• **WHAT YOU WILL DO**:
Restate the data word for word and leave the images out.

— Start DATA EXTRACT —

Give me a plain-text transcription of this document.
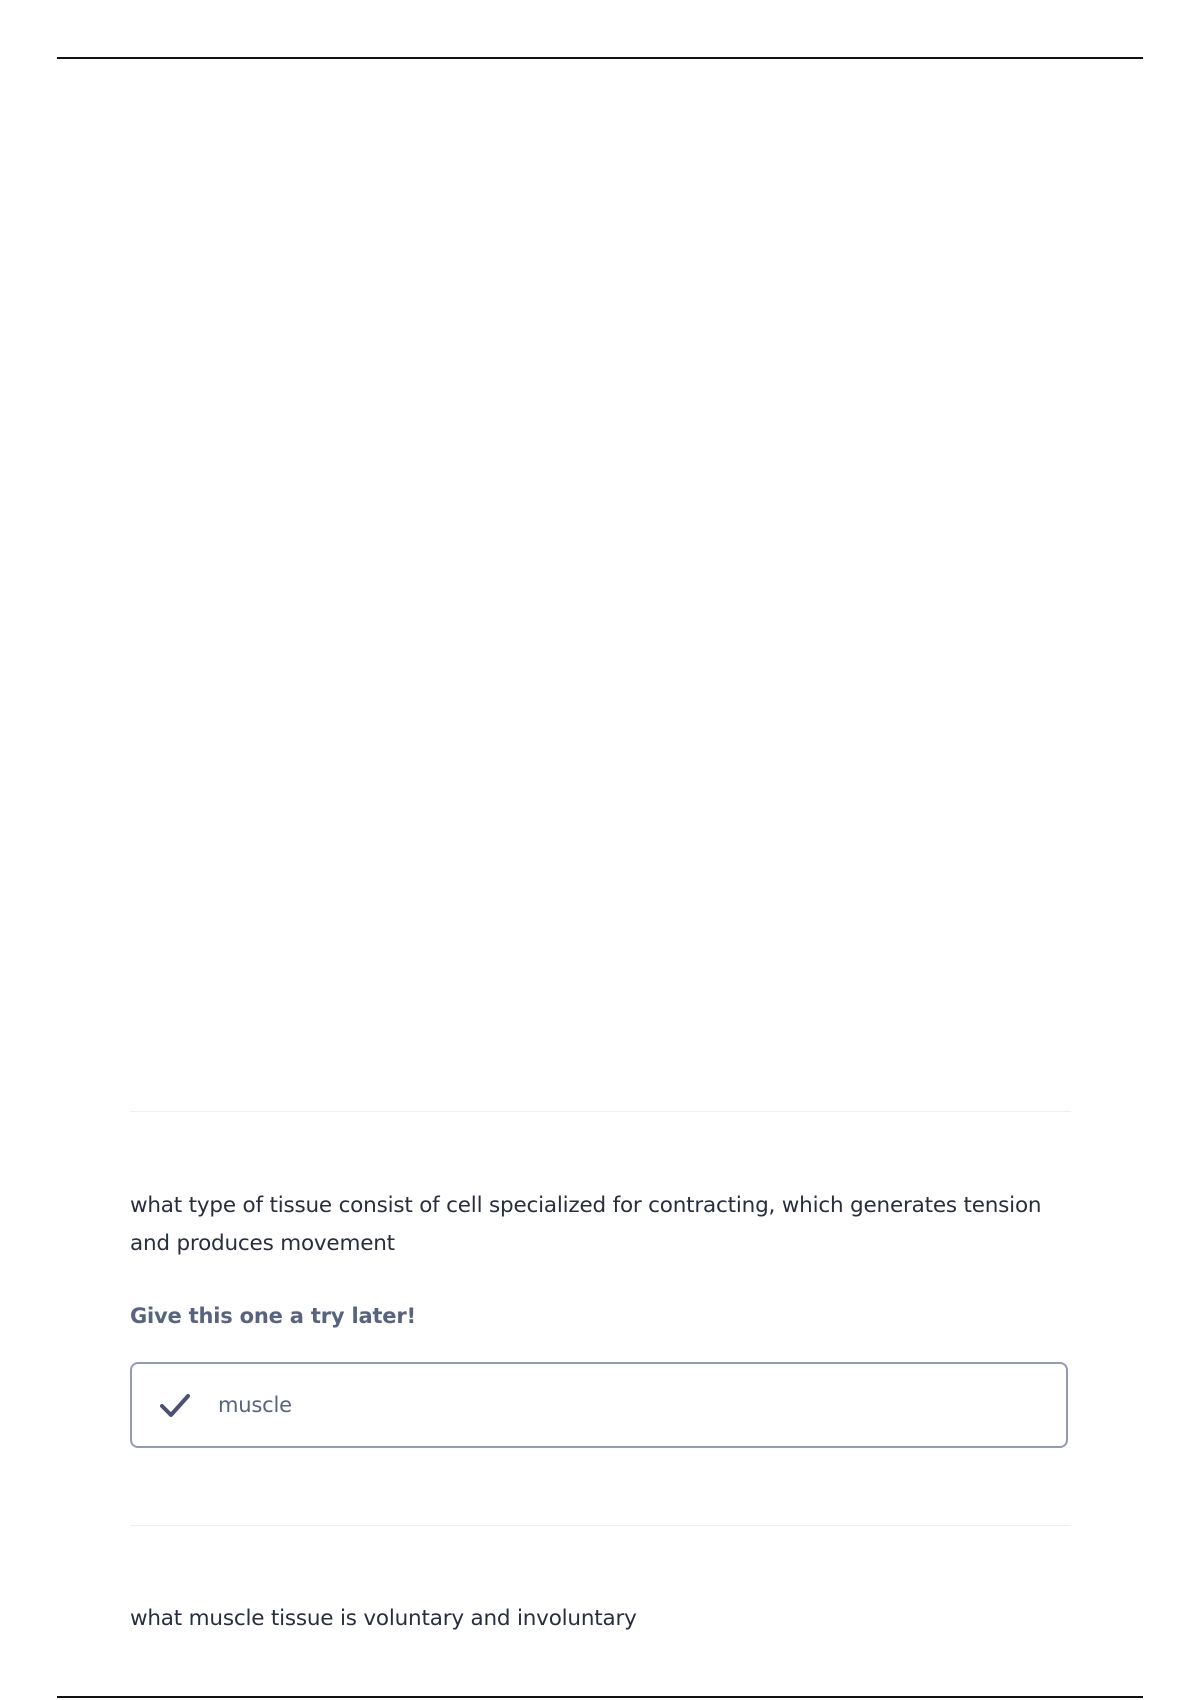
what type of tissue consist of cell specialized for contracting, which generates tension and produces movement
Give this one a try later!
muscle
what muscle tissue is voluntary and involuntary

— End DATA EXTRACT —

• **ANSWER FOR THIS EXERCISE**:
Give me a plain-text transcription of this document.
what type of tissue consist of cell specialized for contracting, which generates tension and produces movement
Give this one a try later!
muscle
what muscle tissue is voluntary and involuntary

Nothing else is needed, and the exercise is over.